▶ TASK TO CARRY OUT: Copy every line from the material below that holds "landscape".

▶ Stored data entries:

┄┄┄┄┄┄

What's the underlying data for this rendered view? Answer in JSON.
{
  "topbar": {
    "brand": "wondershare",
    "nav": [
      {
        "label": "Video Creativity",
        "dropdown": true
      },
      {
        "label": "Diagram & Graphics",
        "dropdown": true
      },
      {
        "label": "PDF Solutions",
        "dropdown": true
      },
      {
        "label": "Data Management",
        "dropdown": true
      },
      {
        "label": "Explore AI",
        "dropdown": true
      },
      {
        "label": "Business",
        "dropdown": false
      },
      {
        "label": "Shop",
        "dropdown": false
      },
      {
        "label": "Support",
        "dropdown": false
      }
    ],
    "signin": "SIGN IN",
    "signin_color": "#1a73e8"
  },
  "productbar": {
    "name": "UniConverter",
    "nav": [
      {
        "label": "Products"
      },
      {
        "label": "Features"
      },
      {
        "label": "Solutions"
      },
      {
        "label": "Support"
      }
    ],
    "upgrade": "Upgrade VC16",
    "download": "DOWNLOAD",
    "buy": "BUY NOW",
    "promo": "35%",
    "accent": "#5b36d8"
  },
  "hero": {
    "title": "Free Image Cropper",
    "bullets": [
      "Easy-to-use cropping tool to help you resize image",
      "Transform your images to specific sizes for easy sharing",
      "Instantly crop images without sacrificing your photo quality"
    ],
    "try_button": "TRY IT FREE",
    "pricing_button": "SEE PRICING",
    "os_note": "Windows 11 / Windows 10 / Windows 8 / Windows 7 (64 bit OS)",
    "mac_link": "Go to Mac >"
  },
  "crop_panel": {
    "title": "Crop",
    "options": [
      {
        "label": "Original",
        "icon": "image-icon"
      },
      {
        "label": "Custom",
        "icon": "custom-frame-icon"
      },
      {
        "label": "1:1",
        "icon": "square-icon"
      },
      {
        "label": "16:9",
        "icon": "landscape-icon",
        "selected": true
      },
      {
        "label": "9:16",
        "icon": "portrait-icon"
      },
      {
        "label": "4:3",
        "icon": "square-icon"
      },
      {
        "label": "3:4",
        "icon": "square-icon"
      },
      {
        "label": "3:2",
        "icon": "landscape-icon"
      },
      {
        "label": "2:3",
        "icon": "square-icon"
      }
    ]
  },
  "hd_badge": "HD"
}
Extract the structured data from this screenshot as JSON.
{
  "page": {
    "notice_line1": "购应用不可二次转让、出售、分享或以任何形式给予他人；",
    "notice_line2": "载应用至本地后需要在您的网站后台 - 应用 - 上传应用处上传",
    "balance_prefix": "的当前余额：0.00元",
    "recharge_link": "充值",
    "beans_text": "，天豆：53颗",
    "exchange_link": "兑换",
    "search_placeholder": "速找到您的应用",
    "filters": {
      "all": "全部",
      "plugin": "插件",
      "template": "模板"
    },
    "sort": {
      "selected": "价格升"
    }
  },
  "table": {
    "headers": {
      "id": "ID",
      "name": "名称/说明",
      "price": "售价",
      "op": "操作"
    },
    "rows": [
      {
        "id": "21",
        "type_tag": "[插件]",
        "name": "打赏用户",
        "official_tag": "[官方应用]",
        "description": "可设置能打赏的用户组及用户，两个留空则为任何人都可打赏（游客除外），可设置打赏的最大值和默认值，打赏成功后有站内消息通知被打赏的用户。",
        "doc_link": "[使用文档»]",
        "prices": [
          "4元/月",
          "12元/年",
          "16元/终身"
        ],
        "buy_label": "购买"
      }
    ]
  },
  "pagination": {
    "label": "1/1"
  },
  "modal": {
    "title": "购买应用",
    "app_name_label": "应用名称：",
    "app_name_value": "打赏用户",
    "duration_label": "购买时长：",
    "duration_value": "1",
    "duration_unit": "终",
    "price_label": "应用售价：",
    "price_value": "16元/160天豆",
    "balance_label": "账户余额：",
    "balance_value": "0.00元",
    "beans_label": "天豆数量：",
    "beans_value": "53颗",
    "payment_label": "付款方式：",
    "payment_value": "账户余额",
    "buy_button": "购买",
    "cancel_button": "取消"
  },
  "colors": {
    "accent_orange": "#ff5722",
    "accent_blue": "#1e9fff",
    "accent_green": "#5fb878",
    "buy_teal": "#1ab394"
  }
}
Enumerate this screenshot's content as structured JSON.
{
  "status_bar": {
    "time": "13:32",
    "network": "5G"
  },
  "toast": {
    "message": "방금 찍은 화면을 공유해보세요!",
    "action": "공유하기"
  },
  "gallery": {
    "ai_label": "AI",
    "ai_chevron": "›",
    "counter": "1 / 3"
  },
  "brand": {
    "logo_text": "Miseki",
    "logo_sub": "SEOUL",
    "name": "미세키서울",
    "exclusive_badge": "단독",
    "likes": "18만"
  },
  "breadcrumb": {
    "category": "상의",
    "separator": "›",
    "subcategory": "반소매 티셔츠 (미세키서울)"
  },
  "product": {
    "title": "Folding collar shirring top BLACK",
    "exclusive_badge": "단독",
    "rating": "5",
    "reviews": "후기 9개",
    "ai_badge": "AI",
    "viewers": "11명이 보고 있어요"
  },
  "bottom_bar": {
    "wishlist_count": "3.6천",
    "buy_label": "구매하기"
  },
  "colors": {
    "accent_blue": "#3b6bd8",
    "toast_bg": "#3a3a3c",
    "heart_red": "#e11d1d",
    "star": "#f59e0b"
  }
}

┄┄┄┄┄┄

▶ CORRECT ANSWER:
        "icon": "landscape-icon",
        "icon": "landscape-icon"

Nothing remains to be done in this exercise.